▶ Direction
The data must be returned in full and exactly as given.

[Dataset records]

┄┄┄┄┄┄┄┄┄┄

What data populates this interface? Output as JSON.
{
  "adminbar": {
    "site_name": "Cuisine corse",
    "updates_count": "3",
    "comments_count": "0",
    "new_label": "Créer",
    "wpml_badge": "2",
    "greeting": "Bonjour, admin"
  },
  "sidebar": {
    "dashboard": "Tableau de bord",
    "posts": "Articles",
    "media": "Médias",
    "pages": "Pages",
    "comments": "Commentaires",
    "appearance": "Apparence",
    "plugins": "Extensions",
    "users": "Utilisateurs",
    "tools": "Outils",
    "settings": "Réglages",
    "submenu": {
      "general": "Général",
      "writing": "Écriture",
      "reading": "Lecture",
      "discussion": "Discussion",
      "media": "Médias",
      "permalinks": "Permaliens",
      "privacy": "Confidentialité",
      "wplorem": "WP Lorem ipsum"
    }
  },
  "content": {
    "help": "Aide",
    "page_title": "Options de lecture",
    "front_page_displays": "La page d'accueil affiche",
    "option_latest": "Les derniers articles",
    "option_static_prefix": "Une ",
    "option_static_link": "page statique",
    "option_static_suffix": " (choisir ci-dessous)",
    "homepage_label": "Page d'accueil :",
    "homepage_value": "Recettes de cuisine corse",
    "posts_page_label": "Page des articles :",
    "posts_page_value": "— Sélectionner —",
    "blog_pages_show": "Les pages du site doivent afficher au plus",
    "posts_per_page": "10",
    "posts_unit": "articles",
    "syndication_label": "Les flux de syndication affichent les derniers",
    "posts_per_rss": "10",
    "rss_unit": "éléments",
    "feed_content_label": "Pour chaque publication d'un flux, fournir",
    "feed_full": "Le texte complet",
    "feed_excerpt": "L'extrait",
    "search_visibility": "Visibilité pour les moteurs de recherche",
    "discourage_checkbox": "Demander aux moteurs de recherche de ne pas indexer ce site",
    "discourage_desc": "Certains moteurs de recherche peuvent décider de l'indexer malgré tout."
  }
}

┄┄┄┄┄┄┄┄┄┄

▶ The completed task
What data populates this interface? Output as JSON.
{
  "adminbar": {
    "site_name": "Cuisine corse",
    "updates_count": "3",
    "comments_count": "0",
    "new_label": "Créer",
    "wpml_badge": "2",
    "greeting": "Bonjour, admin"
  },
  "sidebar": {
    "dashboard": "Tableau de bord",
    "posts": "Articles",
    "media": "Médias",
    "pages": "Pages",
    "comments": "Commentaires",
    "appearance": "Apparence",
    "plugins": "Extensions",
    "users": "Utilisateurs",
    "tools": "Outils",
    "settings": "Réglages",
    "submenu": {
      "general": "Général",
      "writing": "Écriture",
      "reading": "Lecture",
      "discussion": "Discussion",
      "media": "Médias",
      "permalinks": "Permaliens",
      "privacy": "Confidentialité",
      "wplorem": "WP Lorem ipsum"
    }
  },
  "content": {
    "help": "Aide",
    "page_title": "Options de lecture",
    "front_page_displays": "La page d'accueil affiche",
    "option_latest": "Les derniers articles",
    "option_static_prefix": "Une ",
    "option_static_link": "page statique",
    "option_static_suffix": " (choisir ci-dessous)",
    "homepage_label": "Page d'accueil :",
    "homepage_value": "Recettes de cuisine corse",
    "posts_page_label": "Page des articles :",
    "posts_page_value": "— Sélectionner —",
    "blog_pages_show": "Les pages du site doivent afficher au plus",
    "posts_per_page": "10",
    "posts_unit": "articles",
    "syndication_label": "Les flux de syndication affichent les derniers",
    "posts_per_rss": "10",
    "rss_unit": "éléments",
    "feed_content_label": "Pour chaque publication d'un flux, fournir",
    "feed_full": "Le texte complet",
    "feed_excerpt": "L'extrait",
    "search_visibility": "Visibilité pour les moteurs de recherche",
    "discourage_checkbox": "Demander aux moteurs de recherche de ne pas indexer ce site",
    "discourage_desc": "Certains moteurs de recherche peuvent décider de l'indexer malgré tout."
  }
}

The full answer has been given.